(Work instructions): Print every line of the records below, character for character, with nothing changed, added, or left out.

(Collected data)
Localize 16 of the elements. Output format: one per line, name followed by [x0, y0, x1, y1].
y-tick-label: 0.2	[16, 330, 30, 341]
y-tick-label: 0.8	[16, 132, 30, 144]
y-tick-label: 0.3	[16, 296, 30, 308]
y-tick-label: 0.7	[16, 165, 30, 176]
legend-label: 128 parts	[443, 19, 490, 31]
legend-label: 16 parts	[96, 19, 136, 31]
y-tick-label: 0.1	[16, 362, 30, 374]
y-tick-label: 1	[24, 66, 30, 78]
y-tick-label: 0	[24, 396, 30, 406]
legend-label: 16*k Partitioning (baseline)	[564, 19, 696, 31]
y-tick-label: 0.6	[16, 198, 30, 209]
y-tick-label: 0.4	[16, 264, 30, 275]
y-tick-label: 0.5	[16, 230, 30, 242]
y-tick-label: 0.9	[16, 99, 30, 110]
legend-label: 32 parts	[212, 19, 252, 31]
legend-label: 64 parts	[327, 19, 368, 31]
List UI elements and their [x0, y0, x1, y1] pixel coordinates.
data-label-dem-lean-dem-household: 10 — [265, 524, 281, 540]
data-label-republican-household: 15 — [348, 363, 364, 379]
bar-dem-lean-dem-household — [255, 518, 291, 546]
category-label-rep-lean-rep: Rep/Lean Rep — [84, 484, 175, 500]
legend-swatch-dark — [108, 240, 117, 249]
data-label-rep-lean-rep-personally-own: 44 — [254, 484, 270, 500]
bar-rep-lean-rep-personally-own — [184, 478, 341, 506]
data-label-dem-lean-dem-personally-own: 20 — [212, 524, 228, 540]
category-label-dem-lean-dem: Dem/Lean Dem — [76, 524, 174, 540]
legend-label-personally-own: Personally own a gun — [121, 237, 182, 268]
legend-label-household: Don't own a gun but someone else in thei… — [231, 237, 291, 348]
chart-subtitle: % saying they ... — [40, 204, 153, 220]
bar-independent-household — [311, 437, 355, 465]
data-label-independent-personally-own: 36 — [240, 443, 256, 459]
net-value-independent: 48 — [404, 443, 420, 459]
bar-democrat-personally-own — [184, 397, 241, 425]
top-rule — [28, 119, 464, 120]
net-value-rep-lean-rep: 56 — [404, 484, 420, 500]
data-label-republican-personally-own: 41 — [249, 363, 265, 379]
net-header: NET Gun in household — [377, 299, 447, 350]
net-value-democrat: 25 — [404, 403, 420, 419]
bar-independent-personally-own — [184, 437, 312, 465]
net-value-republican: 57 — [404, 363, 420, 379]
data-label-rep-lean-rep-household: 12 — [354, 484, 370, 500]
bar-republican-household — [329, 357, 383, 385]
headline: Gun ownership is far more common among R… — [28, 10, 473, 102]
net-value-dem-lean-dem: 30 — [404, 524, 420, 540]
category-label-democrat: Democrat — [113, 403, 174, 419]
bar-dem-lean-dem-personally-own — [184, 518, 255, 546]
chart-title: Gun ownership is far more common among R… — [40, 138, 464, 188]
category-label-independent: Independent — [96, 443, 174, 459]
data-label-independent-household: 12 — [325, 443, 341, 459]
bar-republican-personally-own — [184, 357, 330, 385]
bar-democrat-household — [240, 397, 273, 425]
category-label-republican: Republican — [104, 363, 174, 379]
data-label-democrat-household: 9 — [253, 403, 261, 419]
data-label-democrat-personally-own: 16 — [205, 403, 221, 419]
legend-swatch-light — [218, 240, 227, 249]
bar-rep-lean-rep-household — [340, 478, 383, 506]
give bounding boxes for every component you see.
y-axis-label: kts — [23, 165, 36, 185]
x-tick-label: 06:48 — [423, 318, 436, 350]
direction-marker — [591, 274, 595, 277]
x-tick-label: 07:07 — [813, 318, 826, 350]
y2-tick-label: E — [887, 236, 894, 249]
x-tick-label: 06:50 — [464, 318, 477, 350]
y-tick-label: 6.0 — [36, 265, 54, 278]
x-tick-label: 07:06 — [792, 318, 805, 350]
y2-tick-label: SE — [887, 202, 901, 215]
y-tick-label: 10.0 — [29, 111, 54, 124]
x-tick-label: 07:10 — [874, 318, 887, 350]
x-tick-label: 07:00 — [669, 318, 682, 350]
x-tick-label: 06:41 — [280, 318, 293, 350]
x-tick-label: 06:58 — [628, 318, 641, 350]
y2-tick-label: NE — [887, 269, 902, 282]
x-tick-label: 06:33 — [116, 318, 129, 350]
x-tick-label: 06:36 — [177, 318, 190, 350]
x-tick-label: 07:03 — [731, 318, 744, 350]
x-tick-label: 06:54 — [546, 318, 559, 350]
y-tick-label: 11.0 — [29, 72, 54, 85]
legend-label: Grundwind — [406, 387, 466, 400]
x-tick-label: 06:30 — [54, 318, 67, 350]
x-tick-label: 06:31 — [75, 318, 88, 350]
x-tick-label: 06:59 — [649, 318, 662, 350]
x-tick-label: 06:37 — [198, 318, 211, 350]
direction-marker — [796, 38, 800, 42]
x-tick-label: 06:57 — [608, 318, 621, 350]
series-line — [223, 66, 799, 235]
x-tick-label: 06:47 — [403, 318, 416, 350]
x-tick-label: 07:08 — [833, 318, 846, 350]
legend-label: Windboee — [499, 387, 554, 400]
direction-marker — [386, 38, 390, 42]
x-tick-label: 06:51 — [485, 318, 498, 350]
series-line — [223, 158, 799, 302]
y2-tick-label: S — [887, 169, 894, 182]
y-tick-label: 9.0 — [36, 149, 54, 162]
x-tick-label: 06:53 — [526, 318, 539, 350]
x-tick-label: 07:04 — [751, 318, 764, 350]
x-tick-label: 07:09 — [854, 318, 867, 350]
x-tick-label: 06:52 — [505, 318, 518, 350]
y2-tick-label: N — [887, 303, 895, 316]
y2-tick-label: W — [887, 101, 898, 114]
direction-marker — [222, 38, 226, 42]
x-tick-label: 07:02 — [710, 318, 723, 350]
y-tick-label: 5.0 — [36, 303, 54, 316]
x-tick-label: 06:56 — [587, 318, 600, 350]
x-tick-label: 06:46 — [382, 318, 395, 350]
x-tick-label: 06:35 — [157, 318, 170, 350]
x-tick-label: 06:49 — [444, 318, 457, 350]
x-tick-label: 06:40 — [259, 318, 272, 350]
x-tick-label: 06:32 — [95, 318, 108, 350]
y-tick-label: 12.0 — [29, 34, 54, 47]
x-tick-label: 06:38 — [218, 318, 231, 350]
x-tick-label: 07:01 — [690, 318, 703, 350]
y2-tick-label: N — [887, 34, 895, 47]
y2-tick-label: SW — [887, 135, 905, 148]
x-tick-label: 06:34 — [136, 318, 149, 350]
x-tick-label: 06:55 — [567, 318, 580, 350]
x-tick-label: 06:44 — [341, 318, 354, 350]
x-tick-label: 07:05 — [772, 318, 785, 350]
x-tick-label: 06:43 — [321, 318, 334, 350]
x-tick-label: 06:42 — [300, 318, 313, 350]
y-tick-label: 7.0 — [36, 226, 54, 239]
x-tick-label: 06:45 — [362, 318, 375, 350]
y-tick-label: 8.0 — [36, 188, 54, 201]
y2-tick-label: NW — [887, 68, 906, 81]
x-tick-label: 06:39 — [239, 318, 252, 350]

(Reply to the task):
Localize 16 of the elements. Output format: one per line, name followed by [x0, y0, x1, y1].
y-tick-label: 0.2	[16, 330, 30, 341]
y-tick-label: 0.8	[16, 132, 30, 144]
y-tick-label: 0.3	[16, 296, 30, 308]
y-tick-label: 0.7	[16, 165, 30, 176]
legend-label: 128 parts	[443, 19, 490, 31]
legend-label: 16 parts	[96, 19, 136, 31]
y-tick-label: 0.1	[16, 362, 30, 374]
y-tick-label: 1	[24, 66, 30, 78]
y-tick-label: 0	[24, 396, 30, 406]
legend-label: 16*k Partitioning (baseline)	[564, 19, 696, 31]
y-tick-label: 0.6	[16, 198, 30, 209]
y-tick-label: 0.4	[16, 264, 30, 275]
y-tick-label: 0.5	[16, 230, 30, 242]
y-tick-label: 0.9	[16, 99, 30, 110]
legend-label: 32 parts	[212, 19, 252, 31]
legend-label: 64 parts	[327, 19, 368, 31]
List UI elements and their [x0, y0, x1, y1] pixel coordinates.
data-label-dem-lean-dem-household: 10 — [265, 524, 281, 540]
data-label-republican-household: 15 — [348, 363, 364, 379]
bar-dem-lean-dem-household — [255, 518, 291, 546]
category-label-rep-lean-rep: Rep/Lean Rep — [84, 484, 175, 500]
legend-swatch-dark — [108, 240, 117, 249]
data-label-rep-lean-rep-personally-own: 44 — [254, 484, 270, 500]
bar-rep-lean-rep-personally-own — [184, 478, 341, 506]
data-label-dem-lean-dem-personally-own: 20 — [212, 524, 228, 540]
category-label-dem-lean-dem: Dem/Lean Dem — [76, 524, 174, 540]
legend-label-personally-own: Personally own a gun — [121, 237, 182, 268]
legend-label-household: Don't own a gun but someone else in thei… — [231, 237, 291, 348]
chart-subtitle: % saying they ... — [40, 204, 153, 220]
bar-independent-household — [311, 437, 355, 465]
data-label-independent-personally-own: 36 — [240, 443, 256, 459]
net-value-independent: 48 — [404, 443, 420, 459]
bar-democrat-personally-own — [184, 397, 241, 425]
top-rule — [28, 119, 464, 120]
net-value-rep-lean-rep: 56 — [404, 484, 420, 500]
data-label-republican-personally-own: 41 — [249, 363, 265, 379]
net-header: NET Gun in household — [377, 299, 447, 350]
net-value-democrat: 25 — [404, 403, 420, 419]
bar-independent-personally-own — [184, 437, 312, 465]
net-value-republican: 57 — [404, 363, 420, 379]
data-label-rep-lean-rep-household: 12 — [354, 484, 370, 500]
bar-republican-household — [329, 357, 383, 385]
headline: Gun ownership is far more common among R… — [28, 10, 473, 102]
net-value-dem-lean-dem: 30 — [404, 524, 420, 540]
category-label-democrat: Democrat — [113, 403, 174, 419]
bar-dem-lean-dem-personally-own — [184, 518, 255, 546]
chart-title: Gun ownership is far more common among R… — [40, 138, 464, 188]
category-label-independent: Independent — [96, 443, 174, 459]
data-label-independent-household: 12 — [325, 443, 341, 459]
bar-republican-personally-own — [184, 357, 330, 385]
bar-democrat-household — [240, 397, 273, 425]
category-label-republican: Republican — [104, 363, 174, 379]
data-label-democrat-household: 9 — [253, 403, 261, 419]
data-label-democrat-personally-own: 16 — [205, 403, 221, 419]
legend-swatch-light — [218, 240, 227, 249]
bar-rep-lean-rep-household — [340, 478, 383, 506]
give bounding boxes for every component you see.
y-axis-label: kts — [23, 165, 36, 185]
x-tick-label: 06:48 — [423, 318, 436, 350]
direction-marker — [591, 274, 595, 277]
x-tick-label: 07:07 — [813, 318, 826, 350]
y2-tick-label: E — [887, 236, 894, 249]
x-tick-label: 06:50 — [464, 318, 477, 350]
y-tick-label: 6.0 — [36, 265, 54, 278]
x-tick-label: 07:06 — [792, 318, 805, 350]
y2-tick-label: SE — [887, 202, 901, 215]
y-tick-label: 10.0 — [29, 111, 54, 124]
x-tick-label: 07:10 — [874, 318, 887, 350]
x-tick-label: 07:00 — [669, 318, 682, 350]
x-tick-label: 06:41 — [280, 318, 293, 350]
x-tick-label: 06:58 — [628, 318, 641, 350]
y2-tick-label: NE — [887, 269, 902, 282]
x-tick-label: 06:33 — [116, 318, 129, 350]
x-tick-label: 06:36 — [177, 318, 190, 350]
x-tick-label: 07:03 — [731, 318, 744, 350]
x-tick-label: 06:54 — [546, 318, 559, 350]
y-tick-label: 11.0 — [29, 72, 54, 85]
legend-label: Grundwind — [406, 387, 466, 400]
x-tick-label: 06:30 — [54, 318, 67, 350]
x-tick-label: 06:31 — [75, 318, 88, 350]
x-tick-label: 06:59 — [649, 318, 662, 350]
x-tick-label: 06:37 — [198, 318, 211, 350]
direction-marker — [796, 38, 800, 42]
x-tick-label: 06:57 — [608, 318, 621, 350]
series-line — [223, 66, 799, 235]
x-tick-label: 06:47 — [403, 318, 416, 350]
x-tick-label: 07:08 — [833, 318, 846, 350]
legend-label: Windboee — [499, 387, 554, 400]
direction-marker — [386, 38, 390, 42]
x-tick-label: 06:51 — [485, 318, 498, 350]
series-line — [223, 158, 799, 302]
y2-tick-label: S — [887, 169, 894, 182]
y-tick-label: 9.0 — [36, 149, 54, 162]
x-tick-label: 06:53 — [526, 318, 539, 350]
x-tick-label: 07:04 — [751, 318, 764, 350]
x-tick-label: 07:09 — [854, 318, 867, 350]
x-tick-label: 06:52 — [505, 318, 518, 350]
y2-tick-label: N — [887, 303, 895, 316]
y2-tick-label: W — [887, 101, 898, 114]
direction-marker — [222, 38, 226, 42]
x-tick-label: 07:02 — [710, 318, 723, 350]
y-tick-label: 5.0 — [36, 303, 54, 316]
x-tick-label: 06:56 — [587, 318, 600, 350]
x-tick-label: 06:46 — [382, 318, 395, 350]
x-tick-label: 06:35 — [157, 318, 170, 350]
x-tick-label: 06:49 — [444, 318, 457, 350]
x-tick-label: 06:40 — [259, 318, 272, 350]
x-tick-label: 06:32 — [95, 318, 108, 350]
y-tick-label: 12.0 — [29, 34, 54, 47]
x-tick-label: 06:38 — [218, 318, 231, 350]
x-tick-label: 07:01 — [690, 318, 703, 350]
y2-tick-label: N — [887, 34, 895, 47]
y2-tick-label: SW — [887, 135, 905, 148]
x-tick-label: 06:34 — [136, 318, 149, 350]
x-tick-label: 06:55 — [567, 318, 580, 350]
x-tick-label: 06:44 — [341, 318, 354, 350]
x-tick-label: 07:05 — [772, 318, 785, 350]
x-tick-label: 06:43 — [321, 318, 334, 350]
x-tick-label: 06:42 — [300, 318, 313, 350]
y-tick-label: 7.0 — [36, 226, 54, 239]
x-tick-label: 06:45 — [362, 318, 375, 350]
y-tick-label: 8.0 — [36, 188, 54, 201]
y2-tick-label: NW — [887, 68, 906, 81]
x-tick-label: 06:39 — [239, 318, 252, 350]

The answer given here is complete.